> **WORK TO COMPLETE**
Single out the lines that include the word "name". Copy them.

##### RECORDS SHOWN #####

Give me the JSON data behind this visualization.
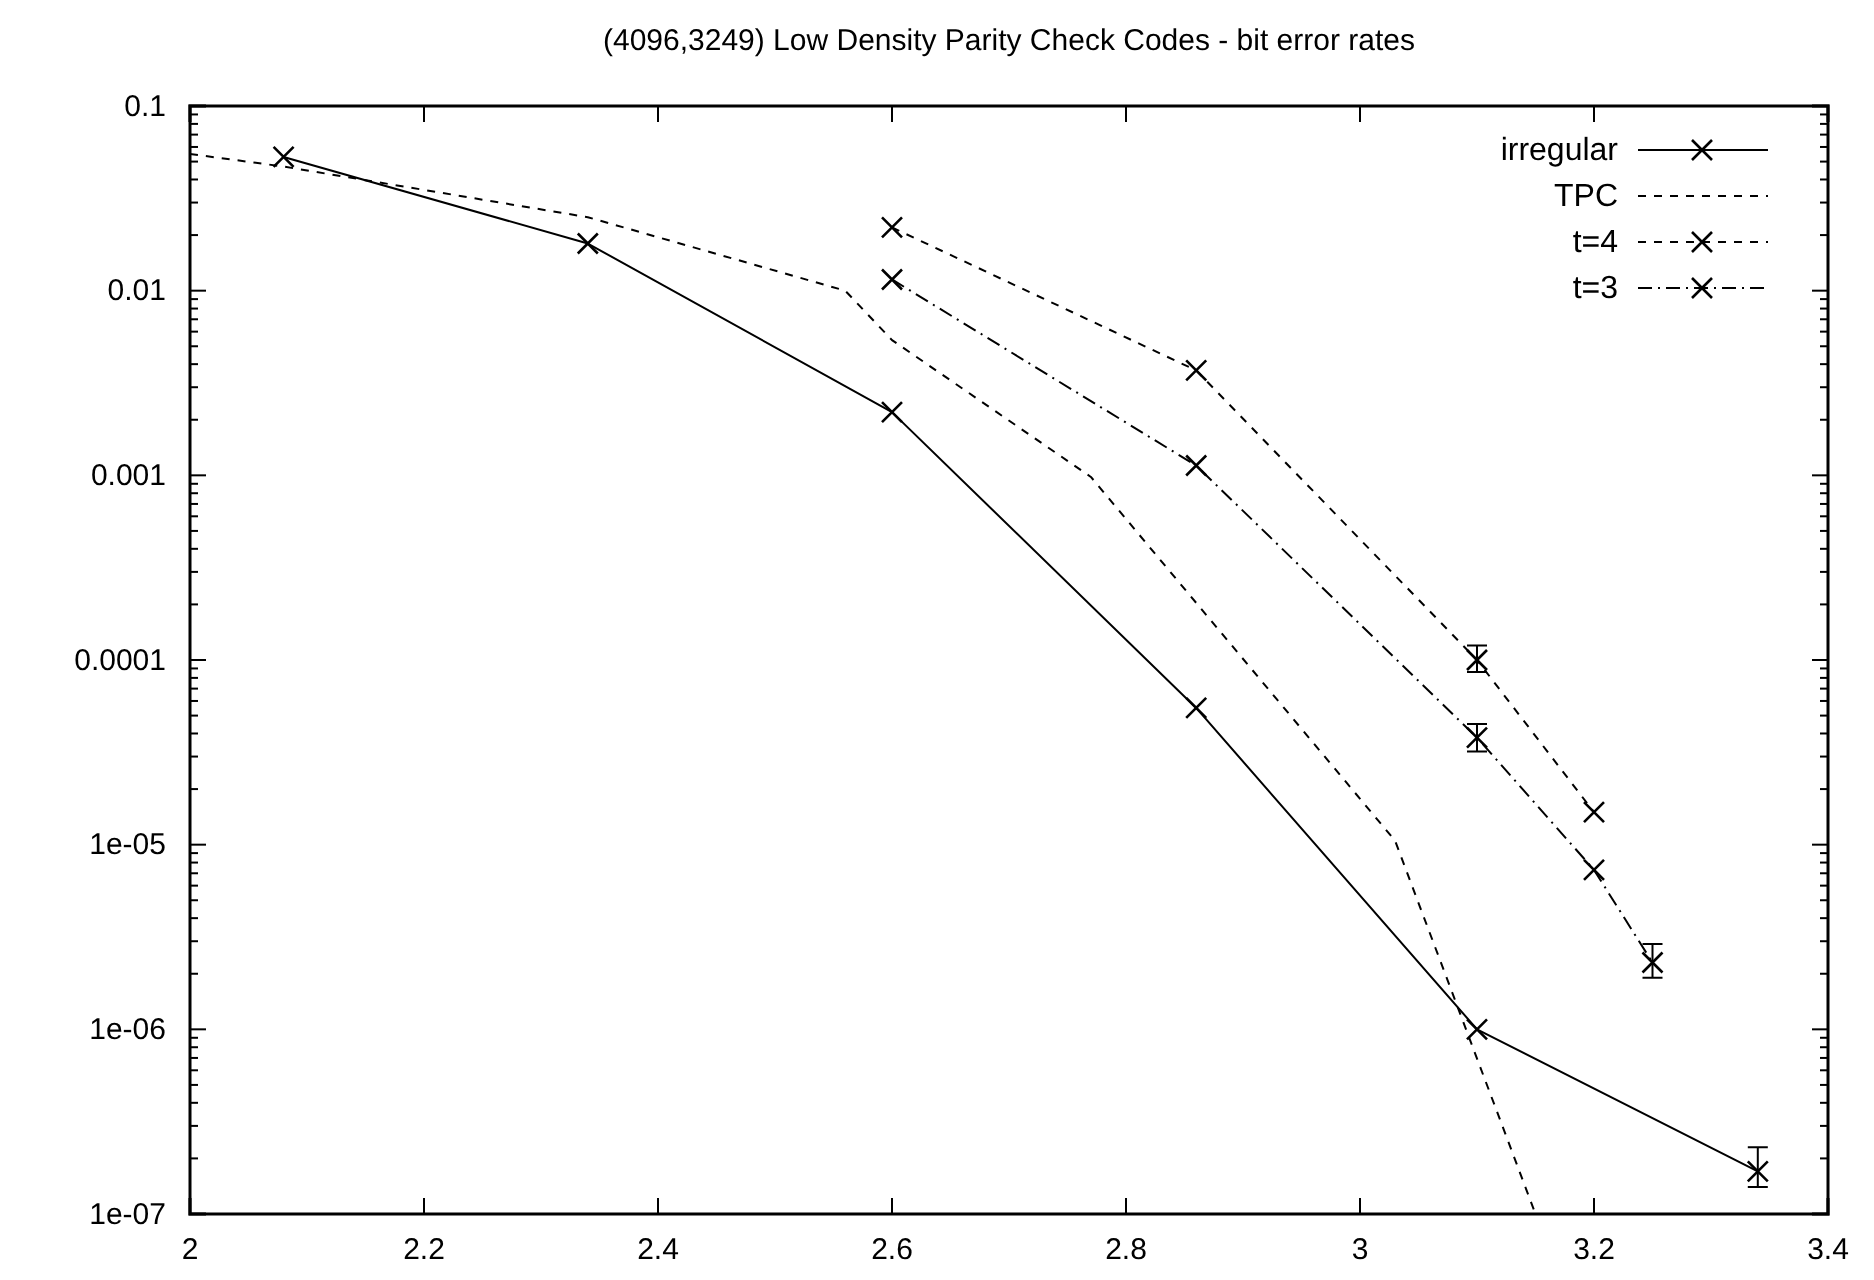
{
  "chart_data": {
    "type": "line",
    "title": "(4096,3249) Low Density Parity Check Codes - bit error rates",
    "log": "y",
    "legend": "top right",
    "grid": false,
    "xlim": [
      2,
      3.4
    ],
    "xticks": [
      2,
      2.2,
      2.4,
      2.6,
      2.8,
      3,
      3.2,
      3.4
    ],
    "ylim": [
      1e-07,
      0.1
    ],
    "yticks": [
      0.1,
      0.01,
      0.001,
      0.0001,
      {
        "value": 1e-05,
        "label": "1e-05"
      },
      {
        "value": 1e-06,
        "label": "1e-06"
      },
      {
        "value": 1e-07,
        "label": "1e-07"
      }
    ],
    "series": [
      {
        "name": "irregular",
        "color": "#000000",
        "line_style": "solid",
        "marker": "cross",
        "x": [
          2.08,
          2.34,
          2.6,
          2.86,
          3.1,
          3.34
        ],
        "values": [
          0.053,
          0.018,
          0.0022,
          5.5e-05,
          1e-06,
          1.7e-07
        ],
        "errors": [
          null,
          null,
          null,
          null,
          null,
          [
            1.4e-07,
            2.3e-07
          ]
        ]
      },
      {
        "name": "TPC",
        "color": "#000000",
        "line_style": "dashed",
        "marker": "none",
        "x": [
          2,
          2.08,
          2.34,
          2.56,
          2.6,
          2.77,
          3.03,
          3.15
        ],
        "values": [
          0.055,
          0.047,
          0.025,
          0.01,
          0.0054,
          0.00098,
          1.05e-05,
          1e-07
        ]
      },
      {
        "name": "t=4",
        "color": "#000000",
        "line_style": "dashed",
        "marker": "cross",
        "x": [
          2.6,
          2.86,
          3.1,
          3.2
        ],
        "values": [
          0.022,
          0.0037,
          0.0001,
          1.5e-05
        ],
        "errors": [
          null,
          null,
          [
            8.6e-05,
            0.00012
          ],
          null
        ]
      },
      {
        "name": "t=3",
        "color": "#000000",
        "line_style": "dashdot",
        "marker": "cross",
        "x": [
          2.6,
          2.86,
          3.1,
          3.2,
          3.25
        ],
        "values": [
          0.0115,
          0.00113,
          3.8e-05,
          7.3e-06,
          2.3e-06
        ],
        "errors": [
          null,
          null,
          [
            3.2e-05,
            4.5e-05
          ],
          null,
          [
            1.9e-06,
            2.9e-06
          ]
        ]
      }
    ]
  }
}
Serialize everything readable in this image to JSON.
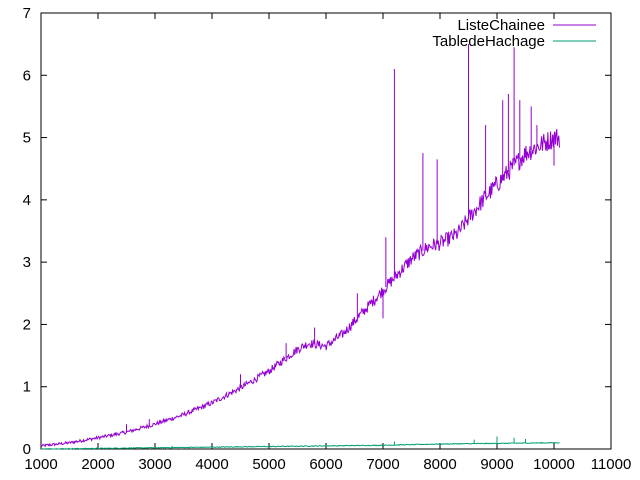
{
  "chart_data": {
    "type": "line",
    "title": "",
    "xlabel": "",
    "ylabel": "",
    "xlim": [
      1000,
      11000
    ],
    "ylim": [
      0,
      7
    ],
    "xticks": [
      1000,
      2000,
      3000,
      4000,
      5000,
      6000,
      7000,
      8000,
      9000,
      10000,
      11000
    ],
    "yticks": [
      0,
      1,
      2,
      3,
      4,
      5,
      6,
      7
    ],
    "grid": false,
    "legend_position": "top-right",
    "series": [
      {
        "name": "ListeChainee",
        "color": "#9400d3",
        "points": [
          [
            1000,
            0.05
          ],
          [
            1500,
            0.1
          ],
          [
            2000,
            0.18
          ],
          [
            2500,
            0.27
          ],
          [
            3000,
            0.4
          ],
          [
            3500,
            0.55
          ],
          [
            4000,
            0.74
          ],
          [
            4500,
            0.98
          ],
          [
            5000,
            1.25
          ],
          [
            5500,
            1.6
          ],
          [
            5700,
            1.7
          ],
          [
            6000,
            1.65
          ],
          [
            6300,
            1.85
          ],
          [
            6500,
            2.05
          ],
          [
            6800,
            2.35
          ],
          [
            7000,
            2.55
          ],
          [
            7300,
            2.85
          ],
          [
            7500,
            3.05
          ],
          [
            7800,
            3.25
          ],
          [
            8000,
            3.3
          ],
          [
            8300,
            3.45
          ],
          [
            8500,
            3.7
          ],
          [
            8800,
            4.05
          ],
          [
            9000,
            4.25
          ],
          [
            9300,
            4.55
          ],
          [
            9500,
            4.75
          ],
          [
            9800,
            4.9
          ],
          [
            10000,
            5.0
          ],
          [
            10100,
            5.0
          ]
        ],
        "spikes": [
          [
            2500,
            0.4
          ],
          [
            2900,
            0.48
          ],
          [
            4500,
            1.2
          ],
          [
            5300,
            1.7
          ],
          [
            5800,
            1.95
          ],
          [
            6550,
            2.5
          ],
          [
            7050,
            3.4
          ],
          [
            7200,
            6.1
          ],
          [
            7700,
            4.75
          ],
          [
            7950,
            4.65
          ],
          [
            8500,
            6.5
          ],
          [
            8800,
            5.2
          ],
          [
            9100,
            5.6
          ],
          [
            9200,
            5.7
          ],
          [
            9300,
            6.45
          ],
          [
            9400,
            5.6
          ],
          [
            9600,
            5.5
          ],
          [
            9700,
            5.2
          ]
        ],
        "dips": [
          [
            7000,
            2.1
          ],
          [
            10000,
            4.55
          ]
        ]
      },
      {
        "name": "TabledeHachage",
        "color": "#009e73",
        "points": [
          [
            1000,
            0.0
          ],
          [
            2000,
            0.01
          ],
          [
            3000,
            0.02
          ],
          [
            4000,
            0.03
          ],
          [
            5000,
            0.04
          ],
          [
            6000,
            0.05
          ],
          [
            7000,
            0.06
          ],
          [
            8000,
            0.08
          ],
          [
            9000,
            0.09
          ],
          [
            10000,
            0.1
          ],
          [
            10100,
            0.1
          ]
        ],
        "spikes": [
          [
            3300,
            0.05
          ],
          [
            7200,
            0.12
          ],
          [
            8600,
            0.15
          ],
          [
            9000,
            0.2
          ],
          [
            9300,
            0.18
          ],
          [
            9500,
            0.16
          ]
        ],
        "dips": []
      }
    ]
  }
}
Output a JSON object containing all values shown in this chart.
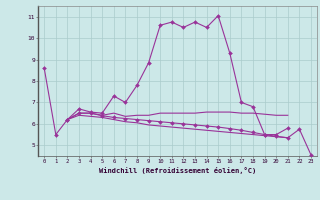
{
  "xlabel": "Windchill (Refroidissement éolien,°C)",
  "bg_color": "#cce8e8",
  "grid_color": "#aacccc",
  "line_color": "#993399",
  "x_min": -0.5,
  "x_max": 23.5,
  "y_min": 4.5,
  "y_max": 11.5,
  "yticks": [
    5,
    6,
    7,
    8,
    9,
    10,
    11
  ],
  "xticks": [
    0,
    1,
    2,
    3,
    4,
    5,
    6,
    7,
    8,
    9,
    10,
    11,
    12,
    13,
    14,
    15,
    16,
    17,
    18,
    19,
    20,
    21,
    22,
    23
  ],
  "series": [
    {
      "x": [
        0,
        1,
        2,
        3,
        4,
        5,
        6,
        7,
        8,
        9,
        10,
        11,
        12,
        13,
        14,
        15,
        16,
        17,
        18,
        19,
        20,
        21
      ],
      "y": [
        8.6,
        5.5,
        6.2,
        6.7,
        6.55,
        6.5,
        7.3,
        7.0,
        7.8,
        8.85,
        10.6,
        10.75,
        10.5,
        10.75,
        10.5,
        11.05,
        9.3,
        7.0,
        6.8,
        5.5,
        5.5,
        5.8
      ],
      "marker": true
    },
    {
      "x": [
        2,
        3,
        4,
        5,
        6,
        7,
        8,
        9,
        10,
        11,
        12,
        13,
        14,
        15,
        16,
        17,
        18,
        19,
        20,
        21,
        22,
        23
      ],
      "y": [
        6.2,
        6.5,
        6.5,
        6.4,
        6.5,
        6.35,
        6.4,
        6.4,
        6.5,
        6.5,
        6.5,
        6.5,
        6.55,
        6.55,
        6.55,
        6.5,
        6.5,
        6.45,
        6.4,
        6.4,
        null,
        null
      ],
      "marker": false
    },
    {
      "x": [
        2,
        3,
        4,
        5,
        6,
        7,
        8,
        9,
        10,
        11,
        12,
        13,
        14,
        15,
        16,
        17,
        18,
        19,
        20,
        21
      ],
      "y": [
        6.2,
        6.4,
        6.35,
        6.3,
        6.2,
        6.1,
        6.05,
        5.95,
        5.9,
        5.85,
        5.8,
        5.75,
        5.7,
        5.65,
        5.6,
        5.55,
        5.5,
        5.45,
        5.4,
        5.35
      ],
      "marker": false
    },
    {
      "x": [
        2,
        3,
        4,
        5,
        6,
        7,
        8,
        9,
        10,
        11,
        12,
        13,
        14,
        15,
        16,
        17,
        18,
        19,
        20,
        21,
        22,
        23
      ],
      "y": [
        6.2,
        6.5,
        6.5,
        6.38,
        6.3,
        6.25,
        6.2,
        6.15,
        6.1,
        6.05,
        6.0,
        5.95,
        5.9,
        5.85,
        5.78,
        5.7,
        5.6,
        5.5,
        5.42,
        5.35,
        5.75,
        4.55
      ],
      "marker": true
    }
  ]
}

#####

> **RESPONSE TO THE TASK**
        "name": "irregular",
        "name": "TPC",
        "name": "t=4",
        "name": "t=3",
        "name": "ListeChainee",
        "name": "TabledeHachage",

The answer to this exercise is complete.